# TEXTE DONNÉ
==============================
Quoi qu’il en soit, ces dernières interprétations coupent la phrase en deux, la seconde partie devant alors plutôt être reliée à la phrase suivante. Rappellons que rien n’est moins sûr, dans le Daode Jing, que les ponctuations et que le découpage exact du texte demeure donc un… mystère !
Contre-sens ?
Pas grand-chose à signaler sinon une étrange traduction de 玄 en « origine », qui, selon Jonathan Star, s’explique par l’utilisation de 元 [yuán] qui signifie premier, original, principal, basique, fondamental, dans certains textes.
♫ Unité mystérieuse, mystère du mystère
Amendement (Sept 2011) à la proposition précédente: « Unité obscure, superposition de mystères »
Ou alors : « Unité (appelée) obscure, obscurité de l’obscur… » : l’obscurité étant une désignation qui éloigne du Tao (puisque 1-1), il faut rajouter une couche d’obscur
Réflexions :
1. Il fait de plus en plus noir à mesure que l’on descend dans le puits mais c’est là que l’on trouve l’eau de la vie !
2. Descendre au fond de soi révèlera différentes strates de mystère pour finalement arriver à l’essence de notre être. Est-il besoin de s’attarder sur ces différents mystères (psychanalyse) ou bien vaut-il mieux continuer à descendre pour ensuite remonter ?
==============================
# OBJECTIF VISÉ
Transcrivez fidèlement le passage du texte sur le Daode Jing compris entre « Contre-sens ? » et « de la vie ! », inclus.

(Entrées du jeu de données de mise en page)
==============================
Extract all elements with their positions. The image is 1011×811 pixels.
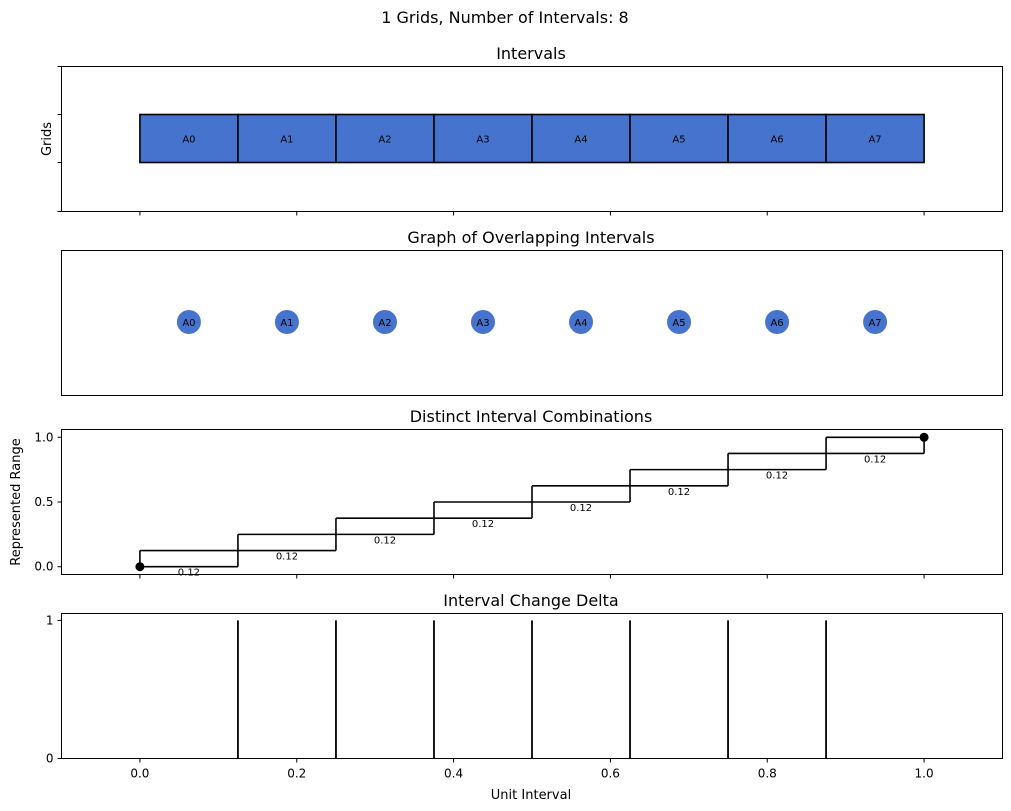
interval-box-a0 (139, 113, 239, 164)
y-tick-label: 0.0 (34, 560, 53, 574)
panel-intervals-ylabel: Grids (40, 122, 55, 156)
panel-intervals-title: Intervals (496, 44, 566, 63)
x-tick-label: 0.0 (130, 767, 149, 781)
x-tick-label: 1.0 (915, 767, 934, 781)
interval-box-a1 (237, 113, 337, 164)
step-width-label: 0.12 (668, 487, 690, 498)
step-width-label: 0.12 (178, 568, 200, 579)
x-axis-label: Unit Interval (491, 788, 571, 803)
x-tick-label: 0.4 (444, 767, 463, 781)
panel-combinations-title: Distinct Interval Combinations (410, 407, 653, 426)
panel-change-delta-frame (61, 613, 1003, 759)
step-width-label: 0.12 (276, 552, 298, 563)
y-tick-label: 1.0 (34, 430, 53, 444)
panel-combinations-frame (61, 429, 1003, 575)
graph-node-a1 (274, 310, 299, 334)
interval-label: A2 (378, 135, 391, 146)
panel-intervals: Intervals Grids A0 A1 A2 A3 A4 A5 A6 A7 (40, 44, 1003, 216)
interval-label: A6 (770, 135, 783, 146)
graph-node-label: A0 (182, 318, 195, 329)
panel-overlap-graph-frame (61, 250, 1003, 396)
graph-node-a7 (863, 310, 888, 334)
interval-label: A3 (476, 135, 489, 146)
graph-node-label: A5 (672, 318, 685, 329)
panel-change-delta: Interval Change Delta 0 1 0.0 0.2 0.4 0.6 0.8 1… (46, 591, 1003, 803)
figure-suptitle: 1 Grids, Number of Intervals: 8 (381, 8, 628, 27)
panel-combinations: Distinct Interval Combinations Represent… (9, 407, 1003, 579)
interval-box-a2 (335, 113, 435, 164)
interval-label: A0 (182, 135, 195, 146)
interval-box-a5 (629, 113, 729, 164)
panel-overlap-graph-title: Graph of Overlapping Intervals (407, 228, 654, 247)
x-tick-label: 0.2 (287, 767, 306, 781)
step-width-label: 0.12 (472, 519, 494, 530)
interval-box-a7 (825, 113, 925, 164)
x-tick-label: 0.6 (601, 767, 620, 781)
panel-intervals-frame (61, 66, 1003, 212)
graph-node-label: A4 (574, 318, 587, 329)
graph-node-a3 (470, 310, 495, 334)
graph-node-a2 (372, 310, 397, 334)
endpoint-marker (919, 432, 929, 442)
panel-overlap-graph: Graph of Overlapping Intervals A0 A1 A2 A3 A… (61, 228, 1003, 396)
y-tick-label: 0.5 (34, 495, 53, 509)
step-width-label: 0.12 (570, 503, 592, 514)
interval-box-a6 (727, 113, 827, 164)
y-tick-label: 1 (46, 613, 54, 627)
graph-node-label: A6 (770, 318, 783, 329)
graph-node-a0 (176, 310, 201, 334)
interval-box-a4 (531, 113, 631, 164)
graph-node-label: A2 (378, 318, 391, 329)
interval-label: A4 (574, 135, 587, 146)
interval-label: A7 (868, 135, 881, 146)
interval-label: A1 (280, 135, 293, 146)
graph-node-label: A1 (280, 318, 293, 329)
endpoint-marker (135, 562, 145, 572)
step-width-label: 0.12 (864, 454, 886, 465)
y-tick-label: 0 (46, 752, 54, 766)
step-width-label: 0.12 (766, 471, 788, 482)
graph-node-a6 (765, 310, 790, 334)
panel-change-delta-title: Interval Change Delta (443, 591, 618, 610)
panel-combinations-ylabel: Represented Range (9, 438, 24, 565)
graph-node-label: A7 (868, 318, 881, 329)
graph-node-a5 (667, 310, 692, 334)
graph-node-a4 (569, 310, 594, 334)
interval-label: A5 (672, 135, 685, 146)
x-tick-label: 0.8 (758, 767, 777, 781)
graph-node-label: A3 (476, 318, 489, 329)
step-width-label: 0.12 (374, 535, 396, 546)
==============================
# RÉPONSE ATTENDUE
Contre-sens ?
Pas grand-chose à signaler sinon une étrange traduction de 玄 en « origine », qui, selon Jonathan Star, s’explique par l’utilisation de 元 [yuán] qui signifie premier, original, principal, basique, fondamental, dans certains textes.
♫ Unité mystérieuse, mystère du mystère
Amendement (Sept 2011) à la proposition précédente: « Unité obscure, superposition de mystères »
Ou alors : « Unité (appelée) obscure, obscurité de l’obscur… » : l’obscurité étant une désignation qui éloigne du Tao (puisque 1-1), il faut rajouter une couche d’obscur
Réflexions :
1. Il fait de plus en plus noir à mesure que l’on descend dans le puits mais c’est là que l’on trouve l’eau de la vie !